** Start Text extract **

# Industry Demand Model

This is the Industry energy demand model. The input data files are for each sub-sector and from the macro model. The model uses Prophet to generate predictions for each economy and fuel. 

It predicts demands for all sub-sectors.

You can adjust the fuels you are predicting.

You can also add or remove 'features', e.g., GDP, population, GDP per capita, ln(GDP per capita), etc.

In [None]:
import numpy as np
import pandas as pd
from pandas.tseries.offsets import MonthEnd
from fbprophet import Prophet

## 1. Import data and process the data

In [None]:
# read in historical production data for each sub-sector

df_steel = pd.read_csv('../data/raw/Industry/SteelHistorical.csv',index_col=['Economy','Year'])

df_cement = pd.read_excel('../data/raw/Industry/02_Cement.xlsx', usecols='A,L:AL')

In [None]:
df_steel.columns= ['Steel']

In [None]:
df_cement.head()

In [None]:
# the tables need to be reformatted (tidy) so they can be merged together:

df = pd.melt(df_cement, id_vars=['Economy'], var_name='Year',value_name='Cement')

** End Text extract **

### The task
Retype the passage of the Industry Demand Model text from "# Industry Demand" up to and including "you are predicting.", keeping every character unchanged.

** Start Supplied information **

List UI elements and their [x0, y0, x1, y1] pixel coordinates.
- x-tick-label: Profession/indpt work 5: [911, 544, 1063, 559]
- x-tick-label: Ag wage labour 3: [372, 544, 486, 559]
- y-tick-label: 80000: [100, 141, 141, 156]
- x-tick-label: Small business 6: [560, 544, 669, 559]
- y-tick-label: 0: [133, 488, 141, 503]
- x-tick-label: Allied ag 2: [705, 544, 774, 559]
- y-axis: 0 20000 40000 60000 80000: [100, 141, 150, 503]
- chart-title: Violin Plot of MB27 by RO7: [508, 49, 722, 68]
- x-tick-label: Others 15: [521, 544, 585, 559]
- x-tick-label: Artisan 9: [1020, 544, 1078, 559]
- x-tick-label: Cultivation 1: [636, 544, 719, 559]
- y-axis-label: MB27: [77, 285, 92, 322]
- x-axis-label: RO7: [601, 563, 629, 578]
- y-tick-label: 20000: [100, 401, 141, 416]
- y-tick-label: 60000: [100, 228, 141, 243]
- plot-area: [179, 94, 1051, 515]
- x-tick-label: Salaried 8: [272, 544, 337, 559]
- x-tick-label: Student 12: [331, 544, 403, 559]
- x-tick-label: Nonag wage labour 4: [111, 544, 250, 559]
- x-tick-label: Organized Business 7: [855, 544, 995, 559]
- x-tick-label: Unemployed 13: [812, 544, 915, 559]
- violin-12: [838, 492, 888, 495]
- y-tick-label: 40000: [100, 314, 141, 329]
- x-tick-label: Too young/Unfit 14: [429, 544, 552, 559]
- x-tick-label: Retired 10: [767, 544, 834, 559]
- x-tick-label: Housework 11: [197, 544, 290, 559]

** End Supplied information **

### Full output
# Industry Demand Model

This is the Industry energy demand model. The input data files are for each sub-sector and from the macro model. The model uses Prophet to generate predictions for each economy and fuel. 

It predicts demands for all sub-sectors.

You can adjust the fuels you are predicting.